*The exercise:*
Which lines include the word "value"? Copy each of them.

*Entries shown:*
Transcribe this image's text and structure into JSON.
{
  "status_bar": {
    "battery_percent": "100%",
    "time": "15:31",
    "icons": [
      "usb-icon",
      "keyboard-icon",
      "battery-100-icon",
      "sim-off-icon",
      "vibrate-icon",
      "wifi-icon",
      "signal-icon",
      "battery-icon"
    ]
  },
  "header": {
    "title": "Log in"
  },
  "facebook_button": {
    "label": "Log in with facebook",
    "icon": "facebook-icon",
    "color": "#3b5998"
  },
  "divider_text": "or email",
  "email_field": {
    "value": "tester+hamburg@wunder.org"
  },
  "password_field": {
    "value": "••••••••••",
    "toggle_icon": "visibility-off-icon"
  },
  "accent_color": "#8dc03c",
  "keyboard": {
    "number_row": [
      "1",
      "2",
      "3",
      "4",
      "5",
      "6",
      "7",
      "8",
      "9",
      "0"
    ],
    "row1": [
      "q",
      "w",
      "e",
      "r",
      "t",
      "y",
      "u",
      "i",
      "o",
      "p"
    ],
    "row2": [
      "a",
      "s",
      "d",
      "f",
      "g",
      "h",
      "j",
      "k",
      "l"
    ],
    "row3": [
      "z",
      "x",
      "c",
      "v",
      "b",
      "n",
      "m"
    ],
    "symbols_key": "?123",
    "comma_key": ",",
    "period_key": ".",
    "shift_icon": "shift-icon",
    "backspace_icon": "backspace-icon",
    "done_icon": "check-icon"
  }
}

==

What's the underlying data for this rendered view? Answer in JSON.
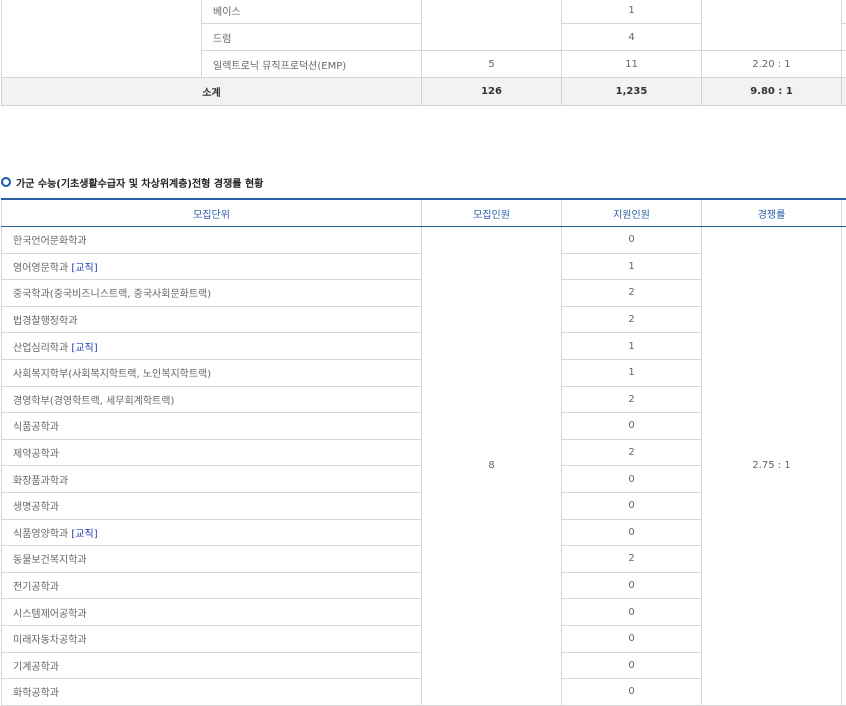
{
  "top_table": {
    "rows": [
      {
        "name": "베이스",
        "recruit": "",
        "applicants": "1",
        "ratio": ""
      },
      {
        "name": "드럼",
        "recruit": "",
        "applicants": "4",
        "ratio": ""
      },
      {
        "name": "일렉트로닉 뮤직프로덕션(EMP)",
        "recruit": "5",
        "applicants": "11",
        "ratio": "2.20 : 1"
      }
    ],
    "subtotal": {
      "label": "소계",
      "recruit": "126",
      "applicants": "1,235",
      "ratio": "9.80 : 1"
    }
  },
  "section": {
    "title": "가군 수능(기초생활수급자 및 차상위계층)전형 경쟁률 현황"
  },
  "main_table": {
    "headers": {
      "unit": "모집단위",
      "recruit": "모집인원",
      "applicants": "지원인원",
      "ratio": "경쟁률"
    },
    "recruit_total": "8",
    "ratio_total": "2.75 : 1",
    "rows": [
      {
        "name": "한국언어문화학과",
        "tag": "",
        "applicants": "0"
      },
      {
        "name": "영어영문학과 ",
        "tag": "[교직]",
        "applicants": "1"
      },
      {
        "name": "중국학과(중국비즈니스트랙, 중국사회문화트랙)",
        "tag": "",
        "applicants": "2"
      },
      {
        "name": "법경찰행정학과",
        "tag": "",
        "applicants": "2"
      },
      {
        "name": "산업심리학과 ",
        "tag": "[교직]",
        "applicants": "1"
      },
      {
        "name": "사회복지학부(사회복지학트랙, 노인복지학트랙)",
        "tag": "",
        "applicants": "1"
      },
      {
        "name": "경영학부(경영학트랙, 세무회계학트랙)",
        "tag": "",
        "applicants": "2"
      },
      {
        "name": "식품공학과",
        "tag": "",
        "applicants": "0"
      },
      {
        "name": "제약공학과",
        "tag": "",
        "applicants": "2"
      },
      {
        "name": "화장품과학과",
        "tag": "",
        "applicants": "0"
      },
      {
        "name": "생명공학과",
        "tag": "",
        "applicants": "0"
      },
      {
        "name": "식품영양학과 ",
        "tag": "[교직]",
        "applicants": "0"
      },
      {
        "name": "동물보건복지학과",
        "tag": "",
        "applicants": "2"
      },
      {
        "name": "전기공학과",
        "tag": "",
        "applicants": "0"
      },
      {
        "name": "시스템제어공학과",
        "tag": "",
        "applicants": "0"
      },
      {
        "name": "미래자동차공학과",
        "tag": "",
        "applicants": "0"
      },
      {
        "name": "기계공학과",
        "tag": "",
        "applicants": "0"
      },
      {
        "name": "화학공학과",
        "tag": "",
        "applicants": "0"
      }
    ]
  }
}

*Result below:*
    "value": "tester+hamburg@wunder.org"
    "value": "••••••••••",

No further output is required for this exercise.